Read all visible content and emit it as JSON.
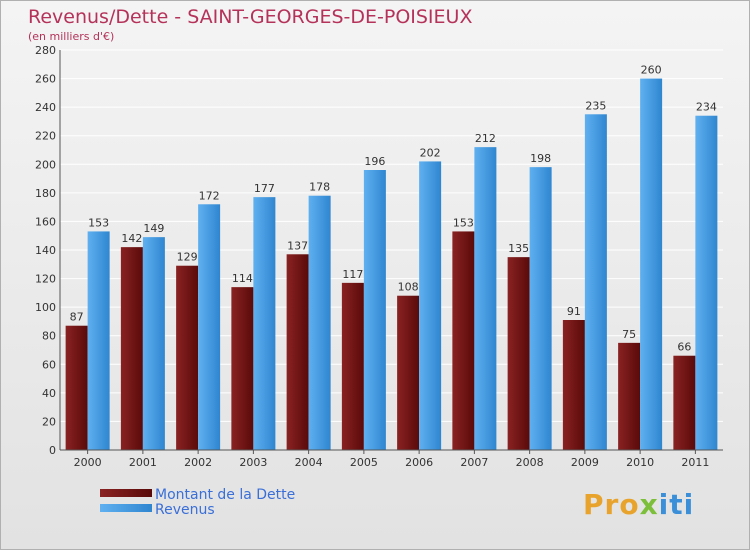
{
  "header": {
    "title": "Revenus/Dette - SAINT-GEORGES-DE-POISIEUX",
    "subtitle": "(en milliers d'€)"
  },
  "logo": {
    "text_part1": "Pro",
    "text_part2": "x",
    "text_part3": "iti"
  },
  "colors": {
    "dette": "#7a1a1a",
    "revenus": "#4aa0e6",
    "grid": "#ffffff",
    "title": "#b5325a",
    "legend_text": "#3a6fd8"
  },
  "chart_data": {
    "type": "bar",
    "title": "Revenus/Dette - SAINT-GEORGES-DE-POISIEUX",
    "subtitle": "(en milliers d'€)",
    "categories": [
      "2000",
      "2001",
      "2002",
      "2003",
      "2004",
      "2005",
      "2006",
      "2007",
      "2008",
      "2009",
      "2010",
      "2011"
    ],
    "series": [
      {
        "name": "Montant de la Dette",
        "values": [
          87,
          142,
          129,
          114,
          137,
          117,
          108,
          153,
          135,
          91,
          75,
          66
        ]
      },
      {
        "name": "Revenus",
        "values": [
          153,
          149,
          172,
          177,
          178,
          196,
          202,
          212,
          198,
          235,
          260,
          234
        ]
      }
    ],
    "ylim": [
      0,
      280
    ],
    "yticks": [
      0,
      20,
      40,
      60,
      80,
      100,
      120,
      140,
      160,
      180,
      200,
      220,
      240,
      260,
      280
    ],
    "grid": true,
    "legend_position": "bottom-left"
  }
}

+---+

▶ **Exercise prompt**
Write out the entries again, exactly as given, skipping any images.

▶ **The result**
Read all visible content and emit it as JSON.
{
  "header": {
    "title": "Revenus/Dette - SAINT-GEORGES-DE-POISIEUX",
    "subtitle": "(en milliers d'€)"
  },
  "logo": {
    "text_part1": "Pro",
    "text_part2": "x",
    "text_part3": "iti"
  },
  "colors": {
    "dette": "#7a1a1a",
    "revenus": "#4aa0e6",
    "grid": "#ffffff",
    "title": "#b5325a",
    "legend_text": "#3a6fd8"
  },
  "chart_data": {
    "type": "bar",
    "title": "Revenus/Dette - SAINT-GEORGES-DE-POISIEUX",
    "subtitle": "(en milliers d'€)",
    "categories": [
      "2000",
      "2001",
      "2002",
      "2003",
      "2004",
      "2005",
      "2006",
      "2007",
      "2008",
      "2009",
      "2010",
      "2011"
    ],
    "series": [
      {
        "name": "Montant de la Dette",
        "values": [
          87,
          142,
          129,
          114,
          137,
          117,
          108,
          153,
          135,
          91,
          75,
          66
        ]
      },
      {
        "name": "Revenus",
        "values": [
          153,
          149,
          172,
          177,
          178,
          196,
          202,
          212,
          198,
          235,
          260,
          234
        ]
      }
    ],
    "ylim": [
      0,
      280
    ],
    "yticks": [
      0,
      20,
      40,
      60,
      80,
      100,
      120,
      140,
      160,
      180,
      200,
      220,
      240,
      260,
      280
    ],
    "grid": true,
    "legend_position": "bottom-left"
  }
}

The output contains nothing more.